**INSTRUCTION**
Reproduce all of the records exactly.

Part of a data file
—————

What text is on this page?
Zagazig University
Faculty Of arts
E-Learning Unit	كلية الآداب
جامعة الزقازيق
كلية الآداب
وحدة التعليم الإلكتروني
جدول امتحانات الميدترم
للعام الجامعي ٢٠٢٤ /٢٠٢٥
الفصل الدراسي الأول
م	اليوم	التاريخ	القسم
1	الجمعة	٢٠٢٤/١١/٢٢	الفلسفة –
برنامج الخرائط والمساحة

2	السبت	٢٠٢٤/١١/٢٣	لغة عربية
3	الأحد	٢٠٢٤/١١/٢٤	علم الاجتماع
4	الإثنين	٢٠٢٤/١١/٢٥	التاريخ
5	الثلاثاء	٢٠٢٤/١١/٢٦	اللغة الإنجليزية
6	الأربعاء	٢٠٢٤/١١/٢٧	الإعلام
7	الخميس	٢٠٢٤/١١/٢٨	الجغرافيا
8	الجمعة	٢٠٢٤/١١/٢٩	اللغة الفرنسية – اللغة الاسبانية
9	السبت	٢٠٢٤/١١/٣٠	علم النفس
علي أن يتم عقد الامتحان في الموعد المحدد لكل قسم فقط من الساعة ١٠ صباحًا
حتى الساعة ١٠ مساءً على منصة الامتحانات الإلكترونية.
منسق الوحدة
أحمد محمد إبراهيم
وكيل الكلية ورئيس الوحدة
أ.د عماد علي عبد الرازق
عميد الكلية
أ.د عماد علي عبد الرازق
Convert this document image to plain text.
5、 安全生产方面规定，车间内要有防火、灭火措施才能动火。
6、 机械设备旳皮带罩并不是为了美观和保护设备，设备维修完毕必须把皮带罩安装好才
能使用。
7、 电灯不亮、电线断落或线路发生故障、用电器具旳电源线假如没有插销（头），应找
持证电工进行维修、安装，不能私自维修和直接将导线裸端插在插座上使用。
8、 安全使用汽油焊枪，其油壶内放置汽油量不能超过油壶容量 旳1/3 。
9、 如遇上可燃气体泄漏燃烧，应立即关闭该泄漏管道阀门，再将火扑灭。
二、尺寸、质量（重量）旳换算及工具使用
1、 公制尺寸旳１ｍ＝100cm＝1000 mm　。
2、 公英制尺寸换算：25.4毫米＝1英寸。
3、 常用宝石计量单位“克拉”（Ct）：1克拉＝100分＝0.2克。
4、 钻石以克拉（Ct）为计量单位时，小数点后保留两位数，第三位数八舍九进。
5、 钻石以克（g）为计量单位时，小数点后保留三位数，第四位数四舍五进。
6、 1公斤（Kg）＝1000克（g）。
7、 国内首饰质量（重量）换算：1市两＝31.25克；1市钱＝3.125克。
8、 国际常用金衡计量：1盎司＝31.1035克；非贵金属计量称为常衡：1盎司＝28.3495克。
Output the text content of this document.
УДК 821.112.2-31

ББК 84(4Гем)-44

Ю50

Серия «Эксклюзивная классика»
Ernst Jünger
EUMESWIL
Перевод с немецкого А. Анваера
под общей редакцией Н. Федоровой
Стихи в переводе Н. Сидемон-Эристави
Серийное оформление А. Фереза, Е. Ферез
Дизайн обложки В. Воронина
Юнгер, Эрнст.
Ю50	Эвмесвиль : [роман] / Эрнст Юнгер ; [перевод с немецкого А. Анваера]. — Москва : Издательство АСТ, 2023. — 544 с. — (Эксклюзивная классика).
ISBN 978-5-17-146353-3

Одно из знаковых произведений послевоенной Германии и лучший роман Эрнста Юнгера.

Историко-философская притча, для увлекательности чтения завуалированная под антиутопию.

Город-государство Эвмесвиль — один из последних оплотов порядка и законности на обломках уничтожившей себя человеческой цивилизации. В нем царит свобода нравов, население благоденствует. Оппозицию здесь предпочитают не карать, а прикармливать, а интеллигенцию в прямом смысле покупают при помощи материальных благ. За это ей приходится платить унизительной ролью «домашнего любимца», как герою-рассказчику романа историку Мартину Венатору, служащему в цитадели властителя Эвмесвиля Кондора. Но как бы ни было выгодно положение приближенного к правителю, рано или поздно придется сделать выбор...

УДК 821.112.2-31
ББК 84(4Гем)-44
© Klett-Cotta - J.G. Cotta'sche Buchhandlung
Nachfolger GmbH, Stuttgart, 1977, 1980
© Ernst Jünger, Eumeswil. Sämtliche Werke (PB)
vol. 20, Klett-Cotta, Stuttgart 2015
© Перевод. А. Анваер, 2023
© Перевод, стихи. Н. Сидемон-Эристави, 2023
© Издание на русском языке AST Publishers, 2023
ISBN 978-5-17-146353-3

—————

**WRITTEN ANSWER**
What text is on this page?
Zagazig University
Faculty Of arts
E-Learning Unit	كلية الآداب
جامعة الزقازيق
كلية الآداب
وحدة التعليم الإلكتروني
جدول امتحانات الميدترم
للعام الجامعي ٢٠٢٤ /٢٠٢٥
الفصل الدراسي الأول
م	اليوم	التاريخ	القسم
1	الجمعة	٢٠٢٤/١١/٢٢	الفلسفة –
برنامج الخرائط والمساحة

2	السبت	٢٠٢٤/١١/٢٣	لغة عربية
3	الأحد	٢٠٢٤/١١/٢٤	علم الاجتماع
4	الإثنين	٢٠٢٤/١١/٢٥	التاريخ
5	الثلاثاء	٢٠٢٤/١١/٢٦	اللغة الإنجليزية
6	الأربعاء	٢٠٢٤/١١/٢٧	الإعلام
7	الخميس	٢٠٢٤/١١/٢٨	الجغرافيا
8	الجمعة	٢٠٢٤/١١/٢٩	اللغة الفرنسية – اللغة الاسبانية
9	السبت	٢٠٢٤/١١/٣٠	علم النفس
علي أن يتم عقد الامتحان في الموعد المحدد لكل قسم فقط من الساعة ١٠ صباحًا
حتى الساعة ١٠ مساءً على منصة الامتحانات الإلكترونية.
منسق الوحدة
أحمد محمد إبراهيم
وكيل الكلية ورئيس الوحدة
أ.د عماد علي عبد الرازق
عميد الكلية
أ.د عماد علي عبد الرازق
Convert this document image to plain text.
5、 安全生产方面规定，车间内要有防火、灭火措施才能动火。
6、 机械设备旳皮带罩并不是为了美观和保护设备，设备维修完毕必须把皮带罩安装好才
能使用。
7、 电灯不亮、电线断落或线路发生故障、用电器具旳电源线假如没有插销（头），应找
持证电工进行维修、安装，不能私自维修和直接将导线裸端插在插座上使用。
8、 安全使用汽油焊枪，其油壶内放置汽油量不能超过油壶容量 旳1/3 。
9、 如遇上可燃气体泄漏燃烧，应立即关闭该泄漏管道阀门，再将火扑灭。
二、尺寸、质量（重量）旳换算及工具使用
1、 公制尺寸旳１ｍ＝100cm＝1000 mm　。
2、 公英制尺寸换算：25.4毫米＝1英寸。
3、 常用宝石计量单位“克拉”（Ct）：1克拉＝100分＝0.2克。
4、 钻石以克拉（Ct）为计量单位时，小数点后保留两位数，第三位数八舍九进。
5、 钻石以克（g）为计量单位时，小数点后保留三位数，第四位数四舍五进。
6、 1公斤（Kg）＝1000克（g）。
7、 国内首饰质量（重量）换算：1市两＝31.25克；1市钱＝3.125克。
8、 国际常用金衡计量：1盎司＝31.1035克；非贵金属计量称为常衡：1盎司＝28.3495克。
Output the text content of this document.
УДК 821.112.2-31

ББК 84(4Гем)-44

Ю50

Серия «Эксклюзивная классика»
Ernst Jünger
EUMESWIL
Перевод с немецкого А. Анваера
под общей редакцией Н. Федоровой
Стихи в переводе Н. Сидемон-Эристави
Серийное оформление А. Фереза, Е. Ферез
Дизайн обложки В. Воронина
Юнгер, Эрнст.
Ю50	Эвмесвиль : [роман] / Эрнст Юнгер ; [перевод с немецкого А. Анваера]. — Москва : Издательство АСТ, 2023. — 544 с. — (Эксклюзивная классика).
ISBN 978-5-17-146353-3

Одно из знаковых произведений послевоенной Германии и лучший роман Эрнста Юнгера.

Историко-философская притча, для увлекательности чтения завуалированная под антиутопию.

Город-государство Эвмесвиль — один из последних оплотов порядка и законности на обломках уничтожившей себя человеческой цивилизации. В нем царит свобода нравов, население благоденствует. Оппозицию здесь предпочитают не карать, а прикармливать, а интеллигенцию в прямом смысле покупают при помощи материальных благ. За это ей приходится платить унизительной ролью «домашнего любимца», как герою-рассказчику романа историку Мартину Венатору, служащему в цитадели властителя Эвмесвиля Кондора. Но как бы ни было выгодно положение приближенного к правителю, рано или поздно придется сделать выбор...

УДК 821.112.2-31
ББК 84(4Гем)-44
© Klett-Cotta - J.G. Cotta'sche Buchhandlung
Nachfolger GmbH, Stuttgart, 1977, 1980
© Ernst Jünger, Eumeswil. Sämtliche Werke (PB)
vol. 20, Klett-Cotta, Stuttgart 2015
© Перевод. А. Анваер, 2023
© Перевод, стихи. Н. Сидемон-Эристави, 2023
© Издание на русском языке AST Publishers, 2023
ISBN 978-5-17-146353-3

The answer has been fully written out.